Given data
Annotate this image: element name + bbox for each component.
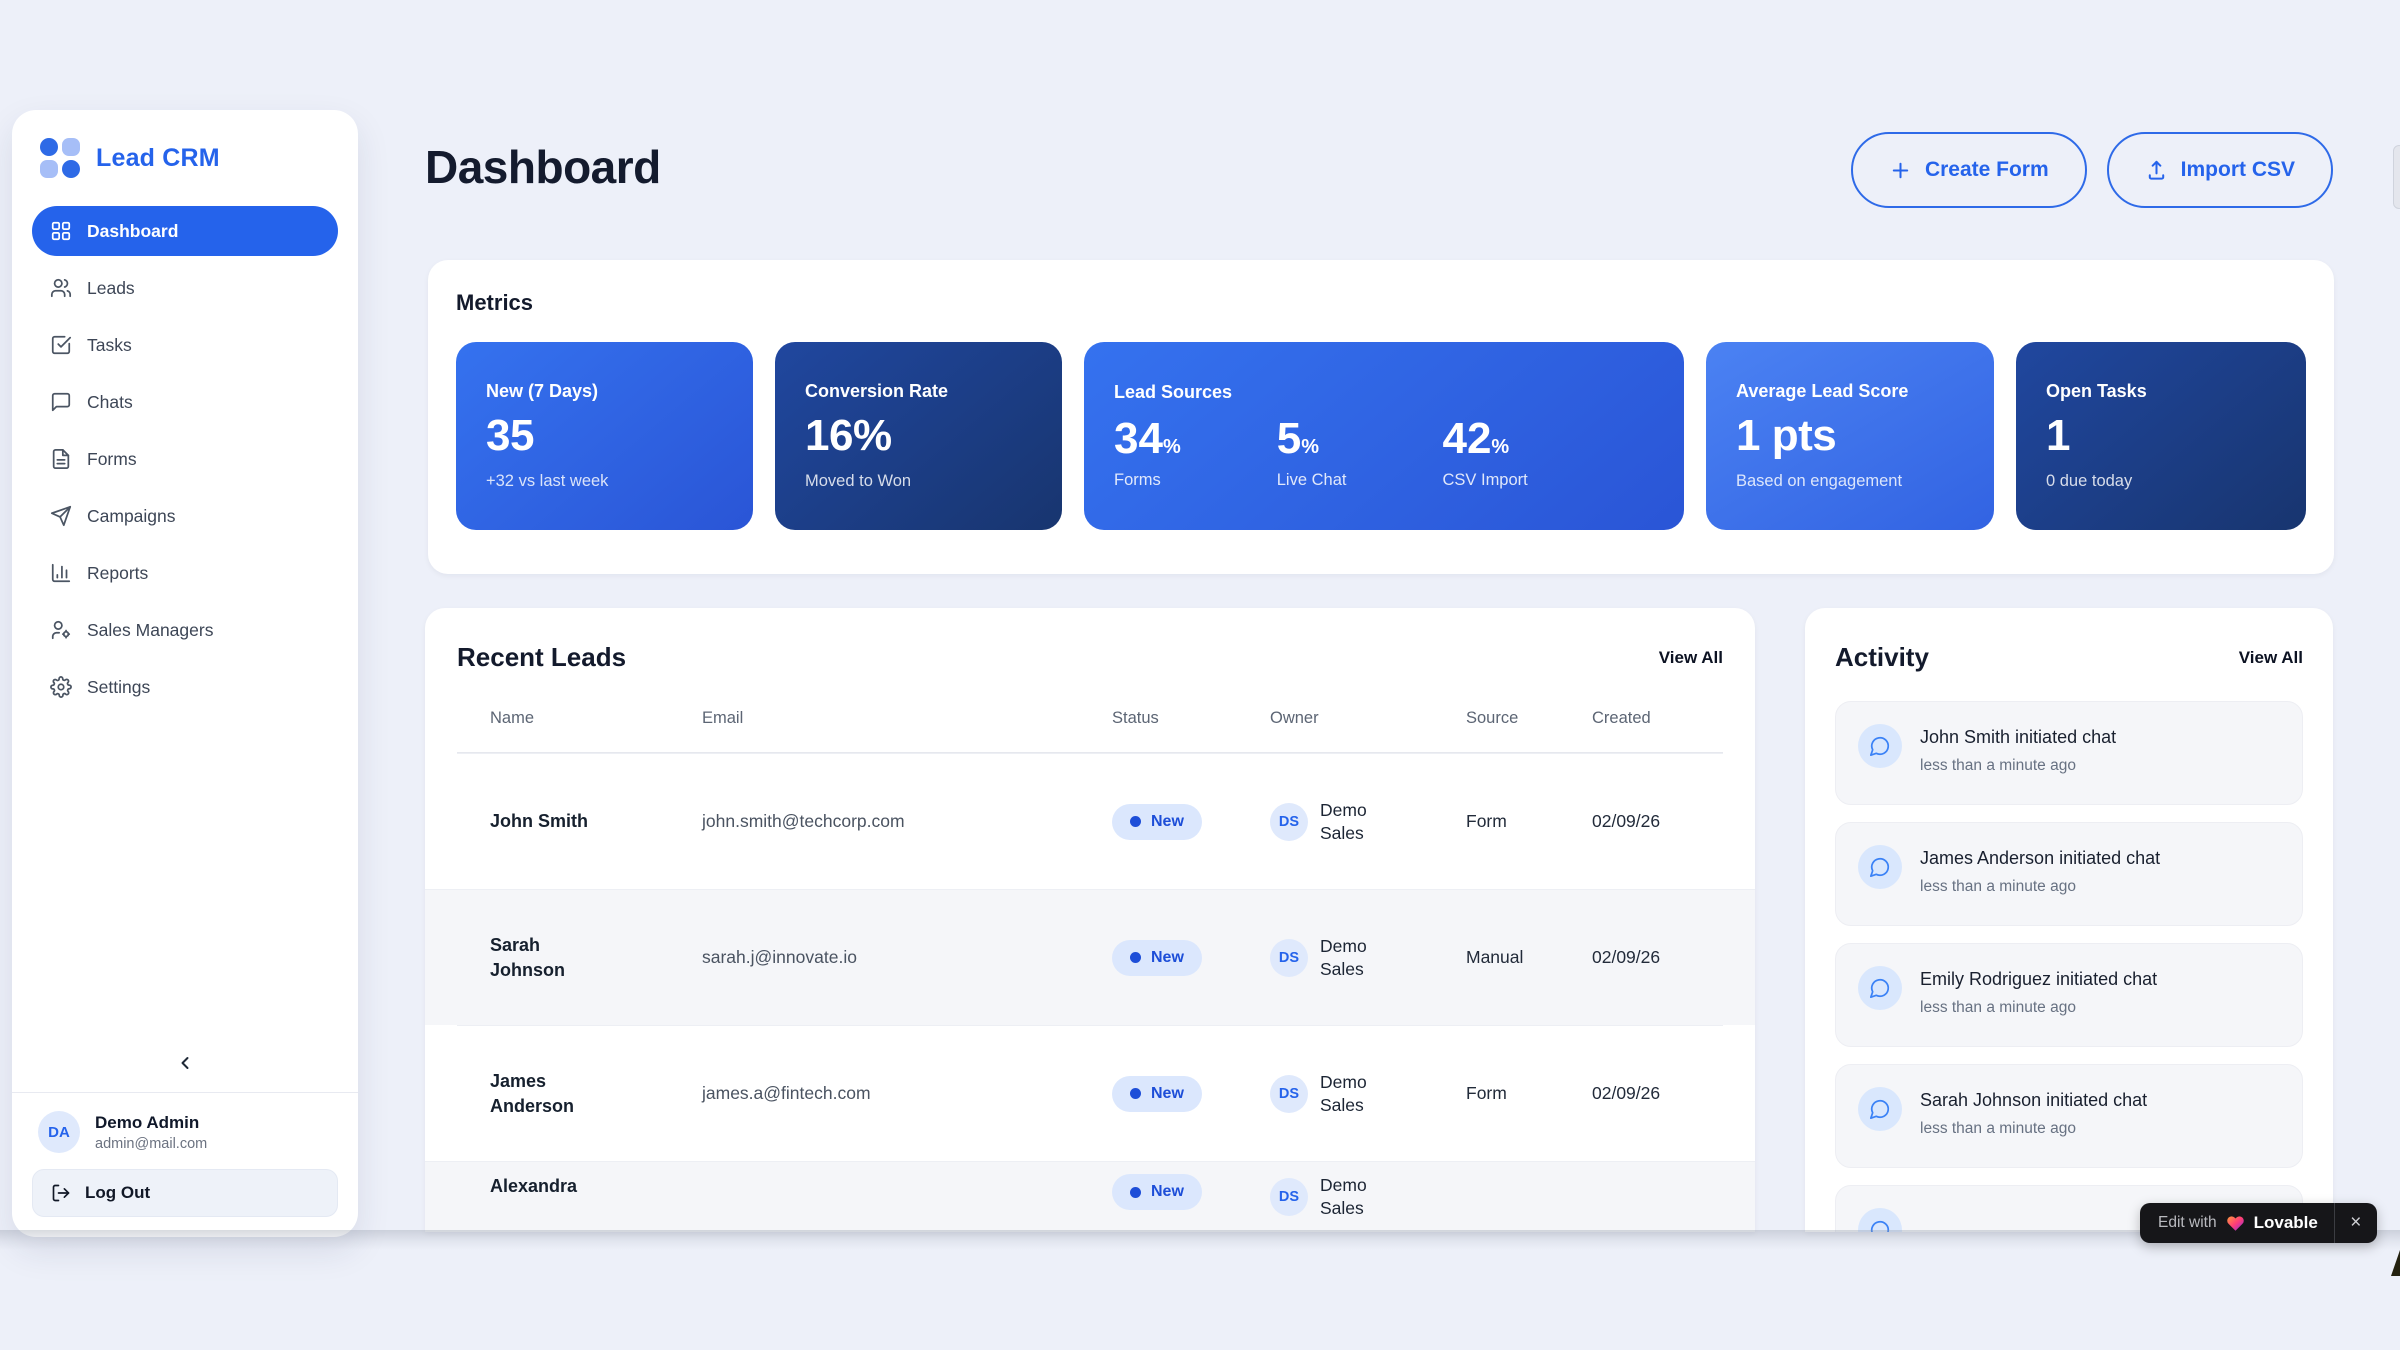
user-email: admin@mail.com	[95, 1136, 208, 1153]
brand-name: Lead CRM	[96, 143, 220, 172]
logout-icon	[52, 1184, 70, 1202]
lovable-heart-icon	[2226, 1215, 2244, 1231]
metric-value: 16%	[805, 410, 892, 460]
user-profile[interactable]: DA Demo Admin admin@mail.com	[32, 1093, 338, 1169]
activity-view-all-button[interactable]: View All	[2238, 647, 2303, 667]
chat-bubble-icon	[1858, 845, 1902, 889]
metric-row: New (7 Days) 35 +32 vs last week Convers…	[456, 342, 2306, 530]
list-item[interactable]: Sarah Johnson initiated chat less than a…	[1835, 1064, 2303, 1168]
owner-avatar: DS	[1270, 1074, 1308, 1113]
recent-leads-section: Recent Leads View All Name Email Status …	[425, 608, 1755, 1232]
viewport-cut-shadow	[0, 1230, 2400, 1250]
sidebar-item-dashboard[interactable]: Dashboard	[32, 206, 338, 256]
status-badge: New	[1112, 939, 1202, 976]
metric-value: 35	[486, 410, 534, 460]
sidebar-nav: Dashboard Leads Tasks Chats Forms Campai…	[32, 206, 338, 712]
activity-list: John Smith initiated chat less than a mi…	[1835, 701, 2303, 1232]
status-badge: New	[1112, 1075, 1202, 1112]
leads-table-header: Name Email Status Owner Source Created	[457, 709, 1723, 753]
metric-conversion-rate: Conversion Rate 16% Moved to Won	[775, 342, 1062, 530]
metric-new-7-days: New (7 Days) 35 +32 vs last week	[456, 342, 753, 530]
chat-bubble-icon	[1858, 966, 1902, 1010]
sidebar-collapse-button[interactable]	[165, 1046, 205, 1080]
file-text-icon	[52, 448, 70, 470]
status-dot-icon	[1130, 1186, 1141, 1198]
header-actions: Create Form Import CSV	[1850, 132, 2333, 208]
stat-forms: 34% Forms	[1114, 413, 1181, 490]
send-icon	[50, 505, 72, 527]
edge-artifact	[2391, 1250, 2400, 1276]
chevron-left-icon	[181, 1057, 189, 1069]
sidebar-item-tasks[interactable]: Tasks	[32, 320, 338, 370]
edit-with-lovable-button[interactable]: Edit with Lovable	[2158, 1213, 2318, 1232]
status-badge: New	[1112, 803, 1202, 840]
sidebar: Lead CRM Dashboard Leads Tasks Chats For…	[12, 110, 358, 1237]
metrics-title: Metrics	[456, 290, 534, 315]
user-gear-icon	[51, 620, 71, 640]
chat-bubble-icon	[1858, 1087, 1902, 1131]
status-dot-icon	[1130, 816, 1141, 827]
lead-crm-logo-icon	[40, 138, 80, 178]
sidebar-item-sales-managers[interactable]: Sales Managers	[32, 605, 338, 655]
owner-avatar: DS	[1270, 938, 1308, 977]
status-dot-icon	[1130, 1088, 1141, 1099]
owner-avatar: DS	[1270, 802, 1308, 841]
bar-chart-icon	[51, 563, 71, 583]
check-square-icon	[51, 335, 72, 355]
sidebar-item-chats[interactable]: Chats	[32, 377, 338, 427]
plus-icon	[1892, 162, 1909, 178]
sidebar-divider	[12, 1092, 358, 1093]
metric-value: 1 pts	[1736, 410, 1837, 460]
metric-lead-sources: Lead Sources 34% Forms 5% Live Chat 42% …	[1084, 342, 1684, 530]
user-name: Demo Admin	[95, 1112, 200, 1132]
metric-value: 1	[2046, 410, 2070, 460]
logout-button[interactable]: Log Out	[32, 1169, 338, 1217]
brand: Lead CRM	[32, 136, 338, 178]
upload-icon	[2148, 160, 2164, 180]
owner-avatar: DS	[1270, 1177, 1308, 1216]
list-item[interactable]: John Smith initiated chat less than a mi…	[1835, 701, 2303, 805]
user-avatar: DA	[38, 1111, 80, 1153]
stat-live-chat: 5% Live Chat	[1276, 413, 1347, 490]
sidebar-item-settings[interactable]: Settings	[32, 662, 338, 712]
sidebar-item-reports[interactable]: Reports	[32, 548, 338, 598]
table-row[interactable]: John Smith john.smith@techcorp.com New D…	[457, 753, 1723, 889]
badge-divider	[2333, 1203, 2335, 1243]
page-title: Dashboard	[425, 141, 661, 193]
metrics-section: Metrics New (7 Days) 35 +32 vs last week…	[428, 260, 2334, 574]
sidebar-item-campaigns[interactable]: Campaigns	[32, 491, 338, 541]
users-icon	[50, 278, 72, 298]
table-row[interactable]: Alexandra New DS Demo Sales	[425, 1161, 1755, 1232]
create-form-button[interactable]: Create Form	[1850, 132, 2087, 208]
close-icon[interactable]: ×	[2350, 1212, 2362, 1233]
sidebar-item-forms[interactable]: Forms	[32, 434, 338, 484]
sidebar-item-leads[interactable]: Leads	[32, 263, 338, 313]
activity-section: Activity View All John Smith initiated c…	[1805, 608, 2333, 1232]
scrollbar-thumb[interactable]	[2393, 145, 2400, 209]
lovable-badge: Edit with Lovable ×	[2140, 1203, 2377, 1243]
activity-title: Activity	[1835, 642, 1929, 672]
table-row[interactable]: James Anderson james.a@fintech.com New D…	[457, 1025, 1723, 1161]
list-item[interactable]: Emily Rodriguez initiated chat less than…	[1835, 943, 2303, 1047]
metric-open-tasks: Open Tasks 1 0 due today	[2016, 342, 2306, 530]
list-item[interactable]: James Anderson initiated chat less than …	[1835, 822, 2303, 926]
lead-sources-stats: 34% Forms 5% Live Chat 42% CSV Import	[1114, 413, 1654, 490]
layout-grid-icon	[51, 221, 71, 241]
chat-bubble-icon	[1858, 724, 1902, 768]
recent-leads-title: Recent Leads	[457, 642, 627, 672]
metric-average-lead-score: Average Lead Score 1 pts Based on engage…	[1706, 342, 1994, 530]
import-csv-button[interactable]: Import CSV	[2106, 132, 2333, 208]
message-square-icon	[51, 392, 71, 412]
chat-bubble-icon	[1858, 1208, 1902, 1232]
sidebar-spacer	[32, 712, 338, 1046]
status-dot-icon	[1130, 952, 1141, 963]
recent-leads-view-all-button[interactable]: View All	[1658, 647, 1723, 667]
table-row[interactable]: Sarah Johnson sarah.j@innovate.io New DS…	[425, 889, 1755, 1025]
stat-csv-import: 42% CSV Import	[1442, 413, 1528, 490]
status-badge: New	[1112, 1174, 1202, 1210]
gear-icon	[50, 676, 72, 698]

==

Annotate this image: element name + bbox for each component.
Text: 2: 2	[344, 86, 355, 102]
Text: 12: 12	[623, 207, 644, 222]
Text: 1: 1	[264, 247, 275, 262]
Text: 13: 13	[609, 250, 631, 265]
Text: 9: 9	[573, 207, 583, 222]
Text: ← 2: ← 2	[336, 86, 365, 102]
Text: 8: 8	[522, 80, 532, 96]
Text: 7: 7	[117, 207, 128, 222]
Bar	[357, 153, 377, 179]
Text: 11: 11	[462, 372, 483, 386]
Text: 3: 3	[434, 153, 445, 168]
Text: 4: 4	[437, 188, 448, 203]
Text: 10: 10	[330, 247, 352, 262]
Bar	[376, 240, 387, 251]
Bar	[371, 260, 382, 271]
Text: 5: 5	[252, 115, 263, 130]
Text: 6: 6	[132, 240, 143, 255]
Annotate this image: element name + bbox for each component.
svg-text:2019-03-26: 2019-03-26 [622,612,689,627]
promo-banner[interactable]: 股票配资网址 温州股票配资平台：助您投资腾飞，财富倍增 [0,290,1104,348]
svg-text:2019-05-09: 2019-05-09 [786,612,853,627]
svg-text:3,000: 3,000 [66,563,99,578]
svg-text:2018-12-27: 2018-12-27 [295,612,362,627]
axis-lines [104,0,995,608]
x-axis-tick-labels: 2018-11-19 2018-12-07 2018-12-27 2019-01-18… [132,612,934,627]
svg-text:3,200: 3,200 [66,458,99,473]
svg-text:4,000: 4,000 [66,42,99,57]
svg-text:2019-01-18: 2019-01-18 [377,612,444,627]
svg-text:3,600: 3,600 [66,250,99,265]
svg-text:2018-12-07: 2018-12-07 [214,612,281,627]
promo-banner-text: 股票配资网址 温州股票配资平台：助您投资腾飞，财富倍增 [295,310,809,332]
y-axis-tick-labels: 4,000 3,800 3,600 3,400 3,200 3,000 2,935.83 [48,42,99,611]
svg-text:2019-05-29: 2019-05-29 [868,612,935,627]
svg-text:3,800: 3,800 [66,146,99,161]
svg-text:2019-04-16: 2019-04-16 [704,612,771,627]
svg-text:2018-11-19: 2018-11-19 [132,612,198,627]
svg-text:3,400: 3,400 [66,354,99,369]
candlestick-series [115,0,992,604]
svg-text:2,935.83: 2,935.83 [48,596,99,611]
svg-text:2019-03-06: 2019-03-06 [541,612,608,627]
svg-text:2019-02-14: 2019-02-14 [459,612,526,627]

==

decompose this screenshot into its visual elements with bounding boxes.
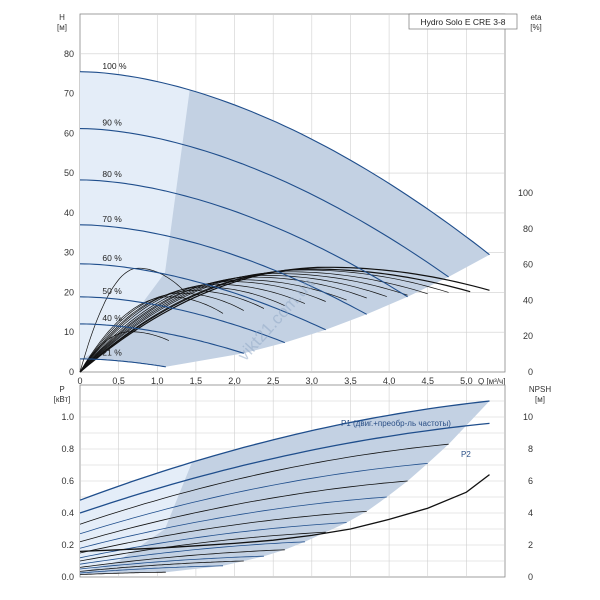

Problem
Select each row above that contains the word "Live" and copy it in full. Only matches with the same capitalization count.

Solution
metric-lead-sources: Lead Sources 34% Forms 5% Live Chat 42% …	[1084, 342, 1684, 530]
stat-live-chat: 5% Live Chat	[1276, 413, 1347, 490]
lead-sources-stats: 34% Forms 5% Live Chat 42% CSV Import	[1114, 413, 1654, 490]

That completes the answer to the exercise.